▸ **Aim**
In the entries, find all lines that hold the word "Positions" and copy them.

================

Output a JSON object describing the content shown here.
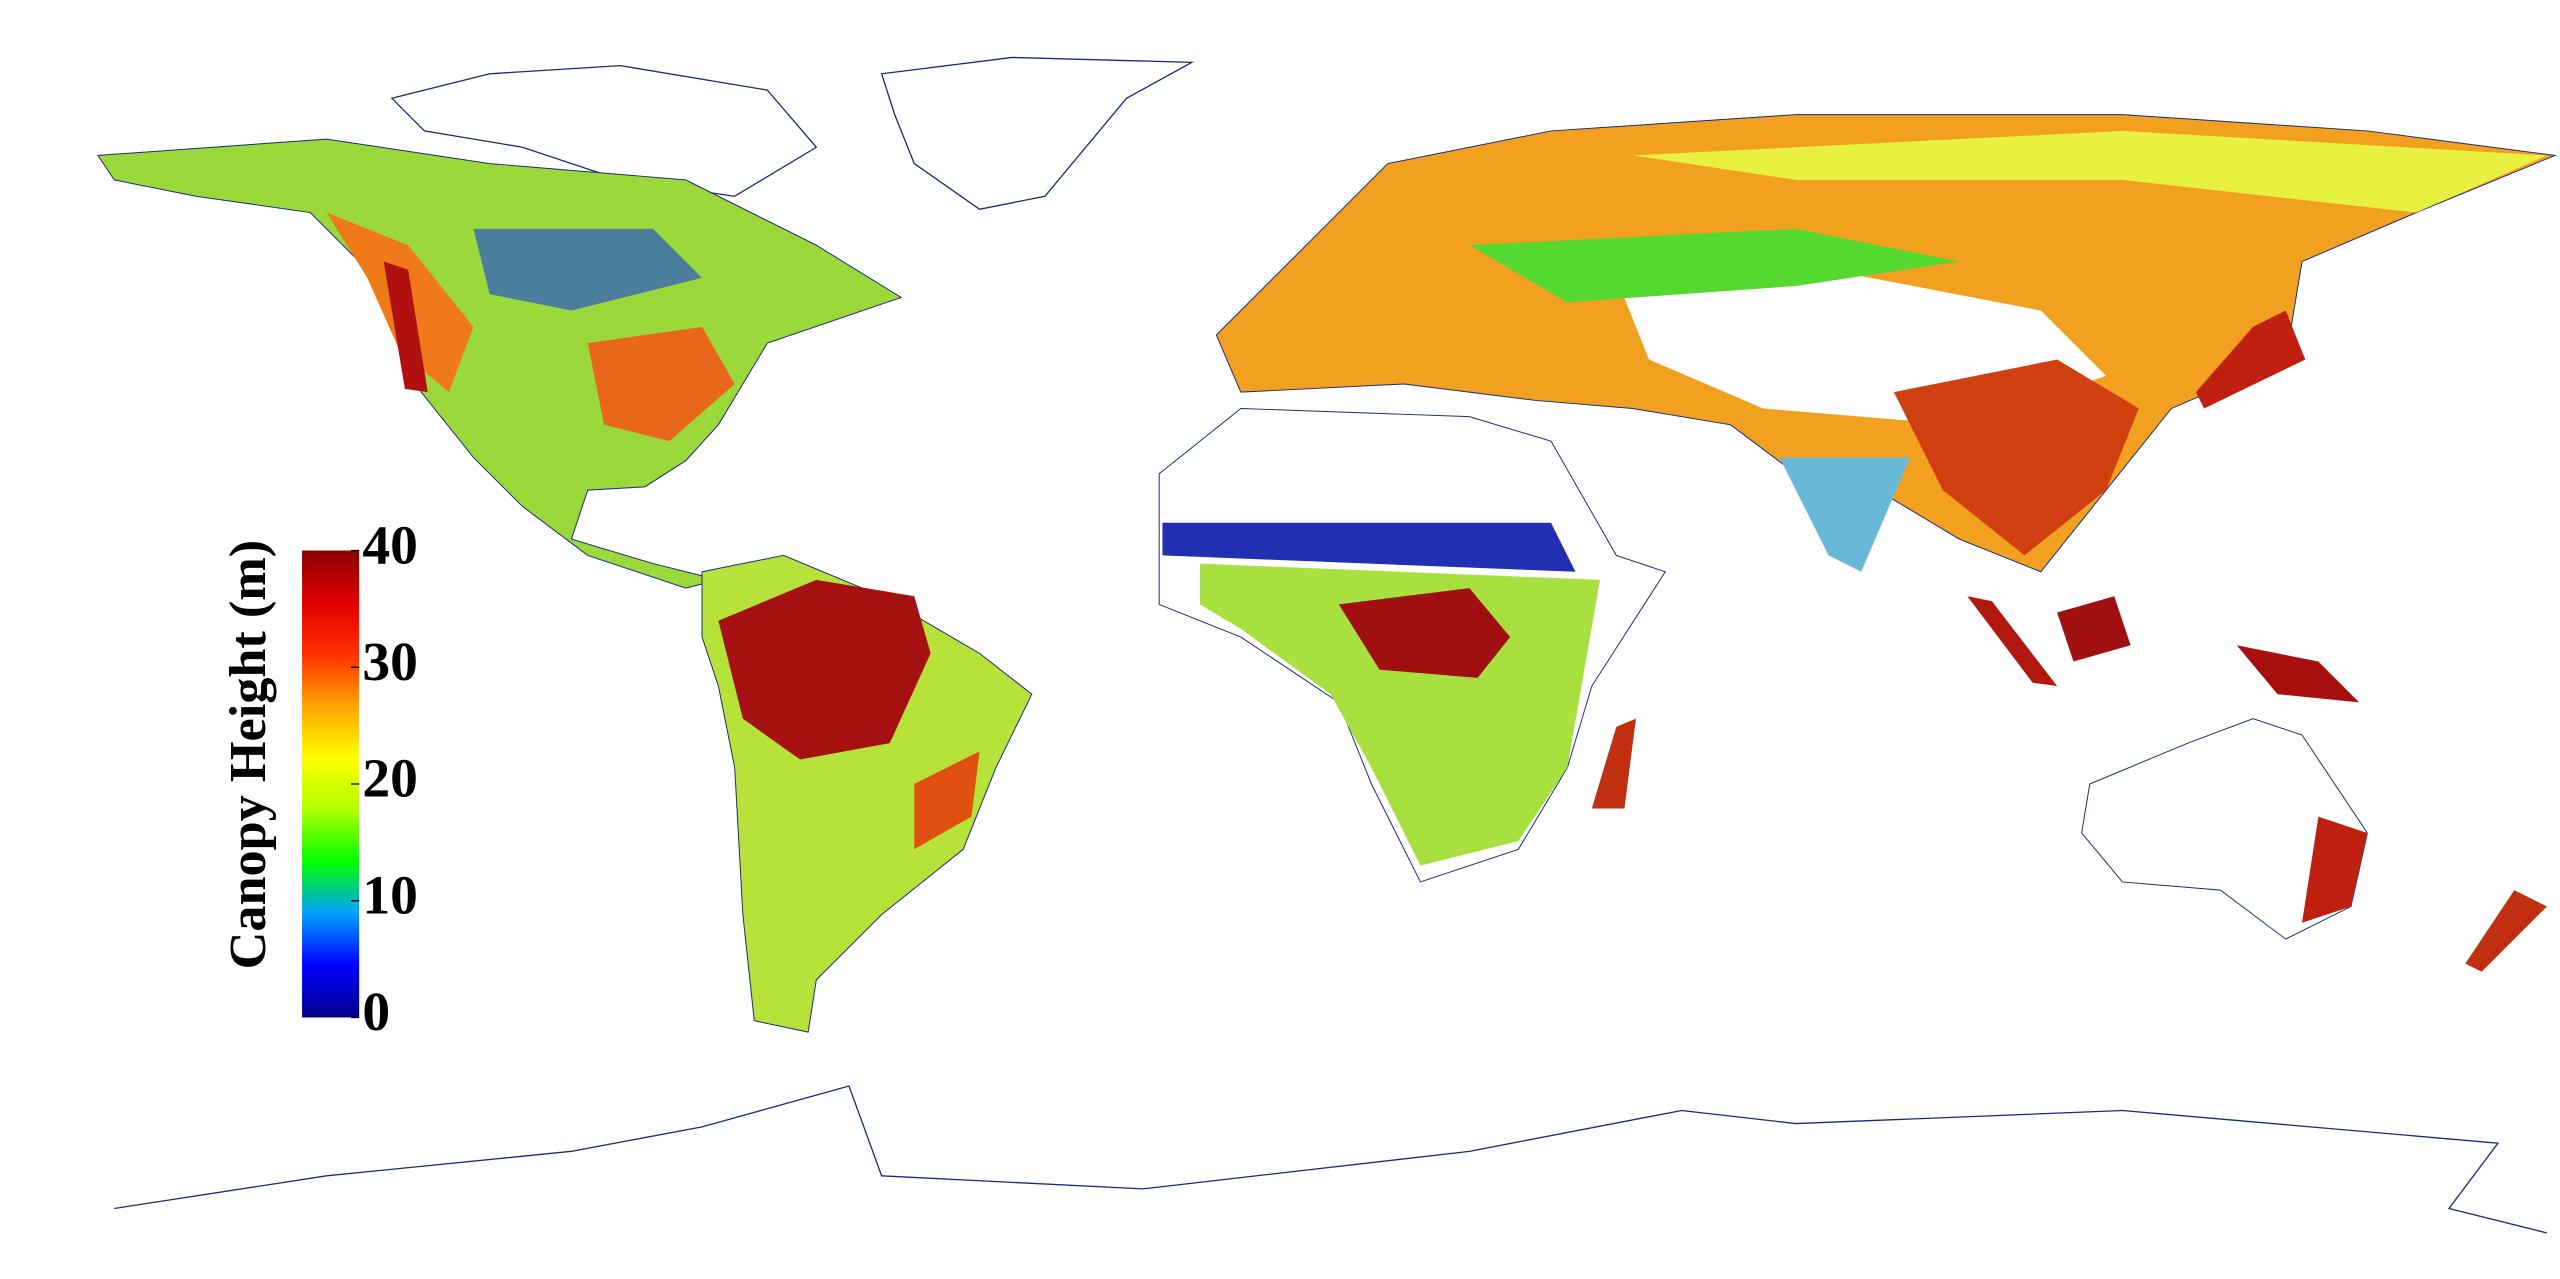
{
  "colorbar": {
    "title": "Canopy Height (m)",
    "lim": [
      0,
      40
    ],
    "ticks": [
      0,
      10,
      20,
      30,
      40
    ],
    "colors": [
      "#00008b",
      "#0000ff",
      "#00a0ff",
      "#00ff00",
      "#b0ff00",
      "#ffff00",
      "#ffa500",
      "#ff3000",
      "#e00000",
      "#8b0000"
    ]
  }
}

================

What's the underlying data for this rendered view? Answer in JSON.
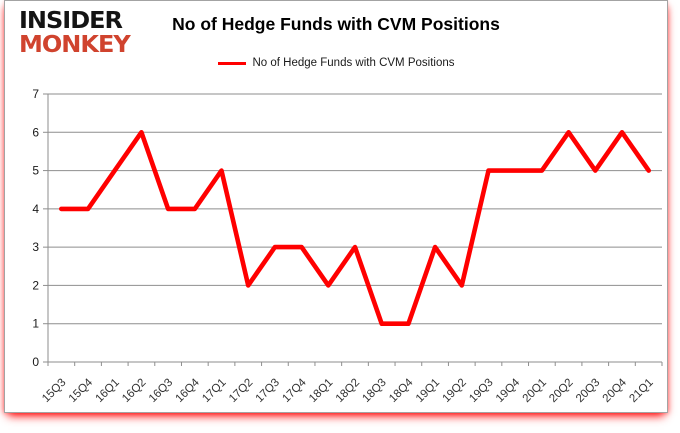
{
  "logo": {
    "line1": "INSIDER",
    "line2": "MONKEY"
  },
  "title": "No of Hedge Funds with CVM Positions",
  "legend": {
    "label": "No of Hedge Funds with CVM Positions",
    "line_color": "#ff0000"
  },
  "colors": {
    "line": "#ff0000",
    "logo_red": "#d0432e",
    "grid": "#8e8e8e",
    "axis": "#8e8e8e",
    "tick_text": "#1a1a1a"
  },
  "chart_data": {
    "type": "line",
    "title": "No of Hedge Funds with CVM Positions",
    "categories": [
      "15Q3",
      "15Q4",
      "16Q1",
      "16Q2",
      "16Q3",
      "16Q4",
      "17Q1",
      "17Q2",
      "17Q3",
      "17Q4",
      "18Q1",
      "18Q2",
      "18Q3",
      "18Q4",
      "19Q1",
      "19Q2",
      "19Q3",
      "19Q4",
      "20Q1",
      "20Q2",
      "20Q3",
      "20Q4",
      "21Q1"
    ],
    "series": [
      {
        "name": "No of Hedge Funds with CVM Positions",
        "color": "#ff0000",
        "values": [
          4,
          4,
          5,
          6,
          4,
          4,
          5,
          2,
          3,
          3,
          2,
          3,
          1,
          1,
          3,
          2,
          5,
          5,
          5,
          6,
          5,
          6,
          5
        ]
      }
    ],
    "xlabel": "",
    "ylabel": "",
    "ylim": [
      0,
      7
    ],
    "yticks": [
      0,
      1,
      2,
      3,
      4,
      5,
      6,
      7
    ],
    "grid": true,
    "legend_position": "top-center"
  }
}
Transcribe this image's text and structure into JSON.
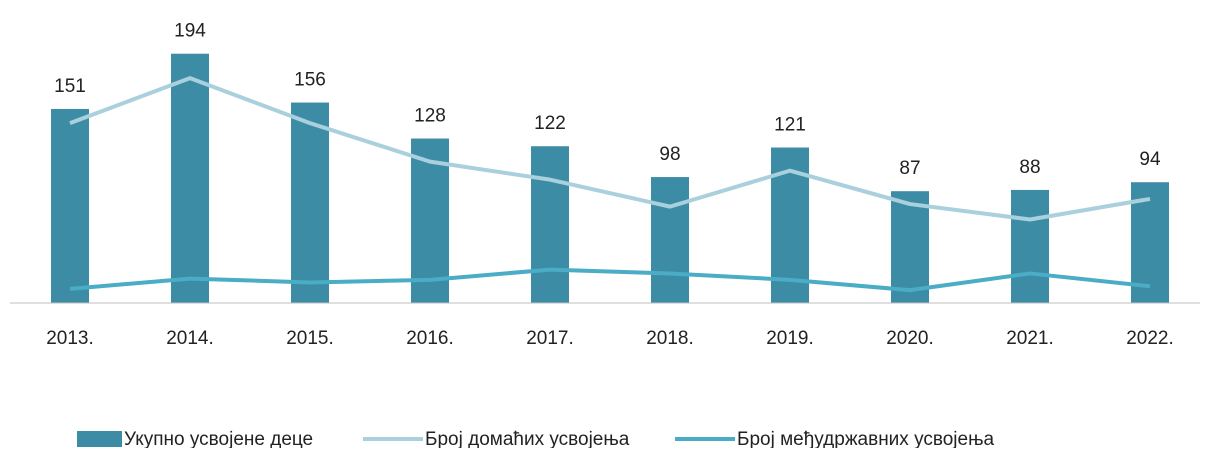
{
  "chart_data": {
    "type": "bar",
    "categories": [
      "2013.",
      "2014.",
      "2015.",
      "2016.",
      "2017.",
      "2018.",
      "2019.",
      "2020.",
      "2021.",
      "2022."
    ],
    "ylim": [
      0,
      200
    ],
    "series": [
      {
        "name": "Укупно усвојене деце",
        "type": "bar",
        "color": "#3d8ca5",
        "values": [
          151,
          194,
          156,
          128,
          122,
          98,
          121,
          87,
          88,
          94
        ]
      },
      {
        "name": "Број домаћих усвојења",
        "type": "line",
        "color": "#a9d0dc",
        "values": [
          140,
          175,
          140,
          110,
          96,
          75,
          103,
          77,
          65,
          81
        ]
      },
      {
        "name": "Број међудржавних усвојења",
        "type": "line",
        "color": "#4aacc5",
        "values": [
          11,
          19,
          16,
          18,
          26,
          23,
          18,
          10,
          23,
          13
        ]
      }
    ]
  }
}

================

▸ **Output of the exercise**
  "title": "No of Hedge Funds with CVM Positions",
    "label": "No of Hedge Funds with CVM Positions",
    "title": "No of Hedge Funds with CVM Positions",
        "name": "No of Hedge Funds with CVM Positions",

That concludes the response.